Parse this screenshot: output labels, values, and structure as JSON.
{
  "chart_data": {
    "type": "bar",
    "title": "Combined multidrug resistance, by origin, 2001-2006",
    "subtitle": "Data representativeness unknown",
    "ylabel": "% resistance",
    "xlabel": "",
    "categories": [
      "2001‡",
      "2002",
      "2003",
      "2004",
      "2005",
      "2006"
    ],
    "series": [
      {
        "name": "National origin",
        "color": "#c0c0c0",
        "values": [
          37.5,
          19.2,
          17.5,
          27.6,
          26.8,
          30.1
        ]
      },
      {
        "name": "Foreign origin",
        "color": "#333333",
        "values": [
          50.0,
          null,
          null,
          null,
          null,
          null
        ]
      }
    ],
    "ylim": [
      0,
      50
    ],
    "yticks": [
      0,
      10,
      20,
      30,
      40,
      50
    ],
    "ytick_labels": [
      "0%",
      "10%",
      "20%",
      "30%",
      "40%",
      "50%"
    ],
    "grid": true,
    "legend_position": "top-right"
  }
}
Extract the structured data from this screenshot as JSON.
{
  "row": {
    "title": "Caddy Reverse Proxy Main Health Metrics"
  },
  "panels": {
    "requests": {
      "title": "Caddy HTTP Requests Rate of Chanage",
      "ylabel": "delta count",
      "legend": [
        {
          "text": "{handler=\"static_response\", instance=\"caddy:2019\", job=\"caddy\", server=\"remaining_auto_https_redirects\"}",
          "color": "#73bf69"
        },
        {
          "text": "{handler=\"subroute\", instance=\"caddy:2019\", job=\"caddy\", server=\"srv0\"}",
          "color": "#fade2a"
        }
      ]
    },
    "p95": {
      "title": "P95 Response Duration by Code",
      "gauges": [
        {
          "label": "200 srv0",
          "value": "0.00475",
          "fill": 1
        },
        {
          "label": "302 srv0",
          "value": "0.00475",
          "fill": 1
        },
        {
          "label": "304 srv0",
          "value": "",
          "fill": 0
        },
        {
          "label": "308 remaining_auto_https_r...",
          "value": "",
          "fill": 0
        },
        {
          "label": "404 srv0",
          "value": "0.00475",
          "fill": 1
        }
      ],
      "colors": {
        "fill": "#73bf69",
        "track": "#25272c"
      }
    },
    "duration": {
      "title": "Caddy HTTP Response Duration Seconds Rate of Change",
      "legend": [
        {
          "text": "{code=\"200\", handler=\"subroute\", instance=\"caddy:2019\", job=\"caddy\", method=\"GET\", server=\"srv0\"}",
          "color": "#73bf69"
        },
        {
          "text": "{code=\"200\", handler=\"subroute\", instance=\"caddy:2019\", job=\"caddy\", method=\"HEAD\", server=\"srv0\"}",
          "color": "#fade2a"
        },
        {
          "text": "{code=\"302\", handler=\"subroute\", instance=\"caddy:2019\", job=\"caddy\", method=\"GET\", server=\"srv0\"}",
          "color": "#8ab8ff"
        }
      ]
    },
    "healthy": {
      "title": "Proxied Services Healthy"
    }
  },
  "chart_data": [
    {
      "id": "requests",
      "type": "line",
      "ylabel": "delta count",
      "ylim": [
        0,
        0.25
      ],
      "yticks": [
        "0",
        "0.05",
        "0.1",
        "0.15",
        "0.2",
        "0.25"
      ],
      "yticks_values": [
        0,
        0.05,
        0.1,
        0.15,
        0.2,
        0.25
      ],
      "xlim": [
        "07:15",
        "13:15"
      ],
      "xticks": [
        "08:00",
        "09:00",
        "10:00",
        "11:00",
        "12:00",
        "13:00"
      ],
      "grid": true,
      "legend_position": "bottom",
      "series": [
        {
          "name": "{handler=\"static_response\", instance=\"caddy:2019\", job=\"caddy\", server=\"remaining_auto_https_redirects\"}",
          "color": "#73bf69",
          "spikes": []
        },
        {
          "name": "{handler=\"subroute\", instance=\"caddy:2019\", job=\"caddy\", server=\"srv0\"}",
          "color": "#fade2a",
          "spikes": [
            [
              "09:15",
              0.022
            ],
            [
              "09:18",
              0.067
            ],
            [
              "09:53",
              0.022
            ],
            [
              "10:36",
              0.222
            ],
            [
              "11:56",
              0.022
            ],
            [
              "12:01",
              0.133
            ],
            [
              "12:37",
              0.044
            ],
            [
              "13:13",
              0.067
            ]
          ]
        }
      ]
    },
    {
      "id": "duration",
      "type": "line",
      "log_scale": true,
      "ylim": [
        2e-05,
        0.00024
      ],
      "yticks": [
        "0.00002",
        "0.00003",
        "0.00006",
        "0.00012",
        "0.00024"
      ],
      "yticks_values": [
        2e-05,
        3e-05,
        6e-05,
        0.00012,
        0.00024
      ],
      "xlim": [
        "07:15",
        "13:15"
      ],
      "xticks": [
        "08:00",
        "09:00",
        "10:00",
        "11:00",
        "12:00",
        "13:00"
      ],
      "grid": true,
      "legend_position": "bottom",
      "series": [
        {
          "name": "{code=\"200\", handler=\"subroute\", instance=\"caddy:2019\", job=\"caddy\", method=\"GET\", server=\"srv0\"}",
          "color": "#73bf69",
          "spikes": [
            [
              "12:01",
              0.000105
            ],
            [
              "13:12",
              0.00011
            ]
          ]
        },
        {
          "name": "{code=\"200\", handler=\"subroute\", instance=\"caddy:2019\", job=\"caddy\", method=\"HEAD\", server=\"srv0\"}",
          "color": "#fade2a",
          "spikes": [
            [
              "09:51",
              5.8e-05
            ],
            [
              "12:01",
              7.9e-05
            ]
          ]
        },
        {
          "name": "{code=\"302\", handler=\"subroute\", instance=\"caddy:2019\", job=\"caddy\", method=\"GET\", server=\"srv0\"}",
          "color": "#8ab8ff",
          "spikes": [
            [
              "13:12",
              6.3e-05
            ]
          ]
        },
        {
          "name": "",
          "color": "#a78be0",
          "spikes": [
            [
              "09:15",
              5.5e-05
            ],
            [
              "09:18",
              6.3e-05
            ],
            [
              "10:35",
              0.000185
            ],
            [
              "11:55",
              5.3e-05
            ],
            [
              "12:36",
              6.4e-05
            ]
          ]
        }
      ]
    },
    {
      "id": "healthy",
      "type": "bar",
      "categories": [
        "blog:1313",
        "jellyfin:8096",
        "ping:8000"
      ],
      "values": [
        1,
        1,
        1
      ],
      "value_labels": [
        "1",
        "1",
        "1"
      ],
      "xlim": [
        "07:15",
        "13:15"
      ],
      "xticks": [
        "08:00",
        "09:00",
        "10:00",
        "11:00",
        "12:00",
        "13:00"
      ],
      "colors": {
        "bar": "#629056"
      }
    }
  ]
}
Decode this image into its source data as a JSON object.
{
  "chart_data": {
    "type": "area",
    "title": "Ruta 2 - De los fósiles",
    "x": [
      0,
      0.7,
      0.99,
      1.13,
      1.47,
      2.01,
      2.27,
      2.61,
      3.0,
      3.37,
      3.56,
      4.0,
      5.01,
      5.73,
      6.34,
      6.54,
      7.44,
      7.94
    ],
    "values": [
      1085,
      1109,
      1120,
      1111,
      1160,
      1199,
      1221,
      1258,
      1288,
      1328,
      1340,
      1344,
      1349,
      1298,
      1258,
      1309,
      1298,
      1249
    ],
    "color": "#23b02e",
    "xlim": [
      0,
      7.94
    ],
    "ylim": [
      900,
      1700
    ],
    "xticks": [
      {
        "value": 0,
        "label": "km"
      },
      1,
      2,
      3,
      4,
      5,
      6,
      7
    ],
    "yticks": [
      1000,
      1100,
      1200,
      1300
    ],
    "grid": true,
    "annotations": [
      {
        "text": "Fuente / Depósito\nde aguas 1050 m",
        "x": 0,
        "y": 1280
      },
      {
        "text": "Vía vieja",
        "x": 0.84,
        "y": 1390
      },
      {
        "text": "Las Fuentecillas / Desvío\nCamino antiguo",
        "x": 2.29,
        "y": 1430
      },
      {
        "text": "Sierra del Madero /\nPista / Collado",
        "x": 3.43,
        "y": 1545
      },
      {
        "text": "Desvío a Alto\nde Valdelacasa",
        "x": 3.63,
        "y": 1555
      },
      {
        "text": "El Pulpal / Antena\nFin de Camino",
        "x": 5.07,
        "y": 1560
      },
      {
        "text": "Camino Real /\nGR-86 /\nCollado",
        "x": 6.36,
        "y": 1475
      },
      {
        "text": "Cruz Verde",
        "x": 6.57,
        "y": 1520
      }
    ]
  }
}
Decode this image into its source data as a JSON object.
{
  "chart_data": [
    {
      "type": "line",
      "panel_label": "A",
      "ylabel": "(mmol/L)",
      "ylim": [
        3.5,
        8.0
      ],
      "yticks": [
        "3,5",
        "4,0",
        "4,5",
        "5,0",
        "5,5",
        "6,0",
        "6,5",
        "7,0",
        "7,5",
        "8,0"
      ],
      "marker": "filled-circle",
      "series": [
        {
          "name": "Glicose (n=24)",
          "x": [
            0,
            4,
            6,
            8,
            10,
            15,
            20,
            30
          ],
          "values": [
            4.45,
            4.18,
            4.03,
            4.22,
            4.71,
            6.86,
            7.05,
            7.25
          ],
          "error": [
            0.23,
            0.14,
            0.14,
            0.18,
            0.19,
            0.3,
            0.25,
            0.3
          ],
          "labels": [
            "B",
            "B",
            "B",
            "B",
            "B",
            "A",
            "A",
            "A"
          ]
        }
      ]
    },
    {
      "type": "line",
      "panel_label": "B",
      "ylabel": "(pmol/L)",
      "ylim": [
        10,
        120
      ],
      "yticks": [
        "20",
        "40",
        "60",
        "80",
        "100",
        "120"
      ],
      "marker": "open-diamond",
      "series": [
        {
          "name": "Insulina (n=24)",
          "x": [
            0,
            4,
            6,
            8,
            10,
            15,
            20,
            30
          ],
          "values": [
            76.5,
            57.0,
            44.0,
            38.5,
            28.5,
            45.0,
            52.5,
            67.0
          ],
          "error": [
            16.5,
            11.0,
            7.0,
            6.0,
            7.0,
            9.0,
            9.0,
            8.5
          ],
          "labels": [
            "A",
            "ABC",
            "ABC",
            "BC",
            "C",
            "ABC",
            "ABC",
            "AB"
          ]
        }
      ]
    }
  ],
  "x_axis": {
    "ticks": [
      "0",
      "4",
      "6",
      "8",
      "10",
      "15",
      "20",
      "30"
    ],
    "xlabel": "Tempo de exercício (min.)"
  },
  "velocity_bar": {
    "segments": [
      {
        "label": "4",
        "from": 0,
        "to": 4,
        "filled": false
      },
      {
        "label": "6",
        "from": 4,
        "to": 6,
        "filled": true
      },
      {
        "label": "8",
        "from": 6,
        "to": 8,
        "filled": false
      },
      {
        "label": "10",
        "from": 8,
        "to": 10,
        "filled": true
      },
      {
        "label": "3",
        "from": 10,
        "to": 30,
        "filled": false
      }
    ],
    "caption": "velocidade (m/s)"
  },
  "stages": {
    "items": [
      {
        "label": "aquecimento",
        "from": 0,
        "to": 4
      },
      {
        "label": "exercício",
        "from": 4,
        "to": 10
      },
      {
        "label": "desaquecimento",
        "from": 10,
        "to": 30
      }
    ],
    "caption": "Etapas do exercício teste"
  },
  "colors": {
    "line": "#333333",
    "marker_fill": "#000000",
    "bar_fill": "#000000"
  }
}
····················
(The request) What is the number of lines that contain "name"? Reply with that number alone.

(Response to the exercise) 10